Select from the data all lines with the word "image".

**RECORDED DATA:**
** begin **

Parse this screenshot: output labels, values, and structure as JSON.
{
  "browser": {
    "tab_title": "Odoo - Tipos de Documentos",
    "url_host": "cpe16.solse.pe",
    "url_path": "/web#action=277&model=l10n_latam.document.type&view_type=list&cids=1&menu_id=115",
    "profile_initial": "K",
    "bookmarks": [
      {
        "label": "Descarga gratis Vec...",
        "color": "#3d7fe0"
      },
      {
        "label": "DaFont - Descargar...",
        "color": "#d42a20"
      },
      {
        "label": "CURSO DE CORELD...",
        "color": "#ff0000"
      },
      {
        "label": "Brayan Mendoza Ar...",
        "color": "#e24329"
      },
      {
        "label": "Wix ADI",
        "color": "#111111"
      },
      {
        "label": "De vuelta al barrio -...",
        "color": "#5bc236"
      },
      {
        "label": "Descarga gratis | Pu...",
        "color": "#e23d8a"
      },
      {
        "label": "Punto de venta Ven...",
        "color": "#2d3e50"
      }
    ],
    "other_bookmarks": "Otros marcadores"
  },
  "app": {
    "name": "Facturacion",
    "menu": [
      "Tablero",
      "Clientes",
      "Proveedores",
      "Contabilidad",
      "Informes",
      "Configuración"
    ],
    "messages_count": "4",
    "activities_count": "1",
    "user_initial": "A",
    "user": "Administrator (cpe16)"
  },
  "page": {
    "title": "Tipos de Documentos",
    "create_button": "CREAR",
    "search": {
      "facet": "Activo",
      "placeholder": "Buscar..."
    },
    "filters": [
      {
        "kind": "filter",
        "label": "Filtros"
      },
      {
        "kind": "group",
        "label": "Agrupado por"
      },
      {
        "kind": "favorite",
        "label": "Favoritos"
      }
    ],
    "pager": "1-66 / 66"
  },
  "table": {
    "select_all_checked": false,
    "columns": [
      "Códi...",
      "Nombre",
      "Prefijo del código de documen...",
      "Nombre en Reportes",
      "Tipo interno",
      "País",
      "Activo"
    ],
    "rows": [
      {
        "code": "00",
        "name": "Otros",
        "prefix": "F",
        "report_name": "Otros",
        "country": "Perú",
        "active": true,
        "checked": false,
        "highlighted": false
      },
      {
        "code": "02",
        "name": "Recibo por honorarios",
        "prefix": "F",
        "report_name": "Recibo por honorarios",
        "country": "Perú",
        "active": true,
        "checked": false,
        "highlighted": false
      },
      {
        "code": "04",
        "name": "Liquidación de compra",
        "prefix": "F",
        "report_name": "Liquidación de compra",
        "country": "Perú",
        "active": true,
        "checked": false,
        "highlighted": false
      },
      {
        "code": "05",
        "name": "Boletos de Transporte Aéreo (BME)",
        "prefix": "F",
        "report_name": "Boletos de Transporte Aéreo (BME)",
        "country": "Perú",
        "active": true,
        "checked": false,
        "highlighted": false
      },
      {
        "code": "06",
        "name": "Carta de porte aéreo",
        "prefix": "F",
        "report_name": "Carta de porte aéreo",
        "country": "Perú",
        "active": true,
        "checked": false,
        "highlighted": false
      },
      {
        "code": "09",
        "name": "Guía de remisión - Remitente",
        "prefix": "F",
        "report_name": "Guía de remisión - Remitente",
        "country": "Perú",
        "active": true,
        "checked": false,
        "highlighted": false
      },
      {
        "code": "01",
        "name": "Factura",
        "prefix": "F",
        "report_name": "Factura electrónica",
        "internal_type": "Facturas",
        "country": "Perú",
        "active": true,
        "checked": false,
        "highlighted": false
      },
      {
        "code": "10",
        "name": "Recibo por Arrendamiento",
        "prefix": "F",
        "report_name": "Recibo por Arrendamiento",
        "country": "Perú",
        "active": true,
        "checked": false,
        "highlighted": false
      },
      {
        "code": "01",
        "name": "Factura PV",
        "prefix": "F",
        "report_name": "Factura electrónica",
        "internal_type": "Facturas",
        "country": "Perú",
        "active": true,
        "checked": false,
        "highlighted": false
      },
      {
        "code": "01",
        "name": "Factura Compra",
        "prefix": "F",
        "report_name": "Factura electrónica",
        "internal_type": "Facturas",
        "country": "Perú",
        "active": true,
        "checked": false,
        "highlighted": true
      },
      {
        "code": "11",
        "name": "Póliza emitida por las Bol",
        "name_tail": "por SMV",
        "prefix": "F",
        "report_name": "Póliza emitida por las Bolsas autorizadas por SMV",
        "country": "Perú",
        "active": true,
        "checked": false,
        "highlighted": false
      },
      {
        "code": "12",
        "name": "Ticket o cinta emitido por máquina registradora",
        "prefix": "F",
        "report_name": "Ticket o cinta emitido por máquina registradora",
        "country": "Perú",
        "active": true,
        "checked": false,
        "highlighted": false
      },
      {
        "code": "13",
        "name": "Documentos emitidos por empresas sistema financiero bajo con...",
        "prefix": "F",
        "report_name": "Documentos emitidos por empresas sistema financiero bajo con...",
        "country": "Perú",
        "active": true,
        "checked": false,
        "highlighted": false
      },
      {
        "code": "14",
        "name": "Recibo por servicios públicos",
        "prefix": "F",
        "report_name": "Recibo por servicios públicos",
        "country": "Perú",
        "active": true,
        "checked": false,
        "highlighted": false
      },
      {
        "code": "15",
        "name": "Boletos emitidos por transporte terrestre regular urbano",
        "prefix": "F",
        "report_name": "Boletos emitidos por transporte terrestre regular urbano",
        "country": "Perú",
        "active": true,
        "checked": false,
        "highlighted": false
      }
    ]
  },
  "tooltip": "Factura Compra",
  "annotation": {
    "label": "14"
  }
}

** end **
** begin **

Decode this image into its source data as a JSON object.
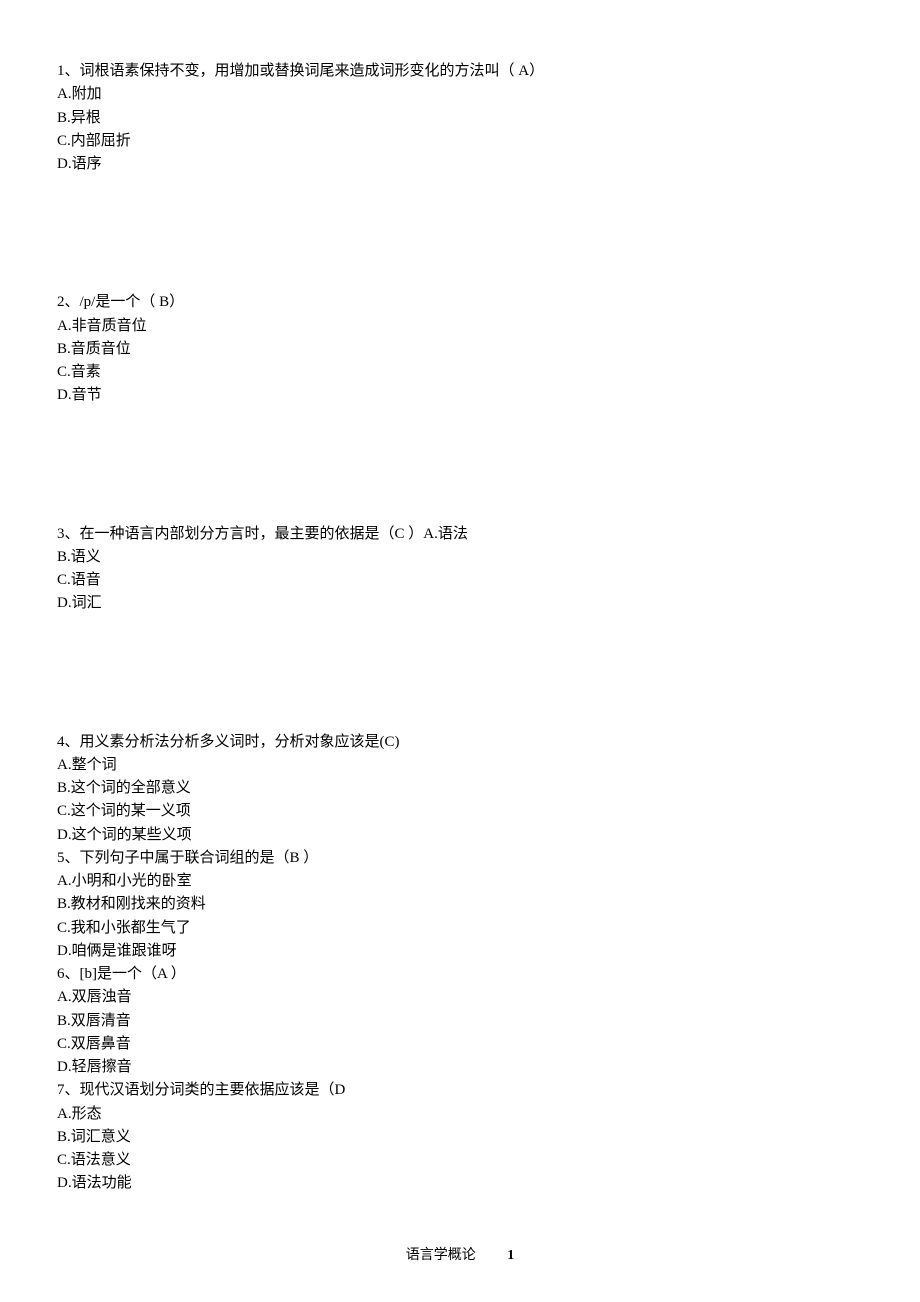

** end **
** begin **

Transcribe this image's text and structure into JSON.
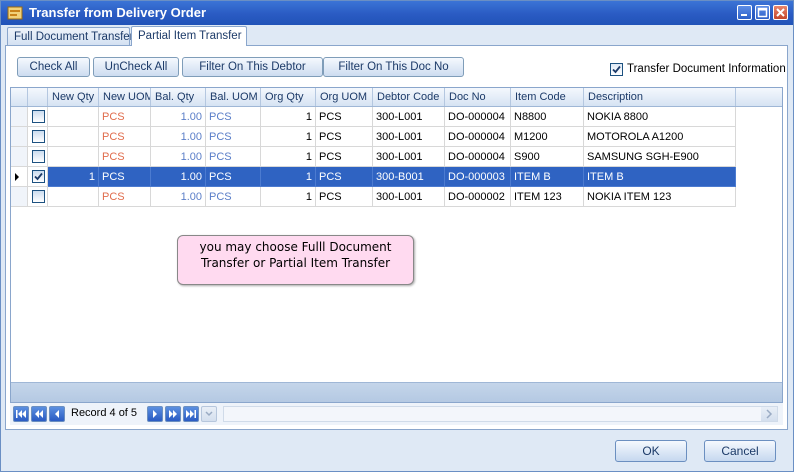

** end **

**ANSWER TO THIS EXERCISE:**
Decode this image into its source data as a JSON object.
Transcribe this image's text and structure into JSON.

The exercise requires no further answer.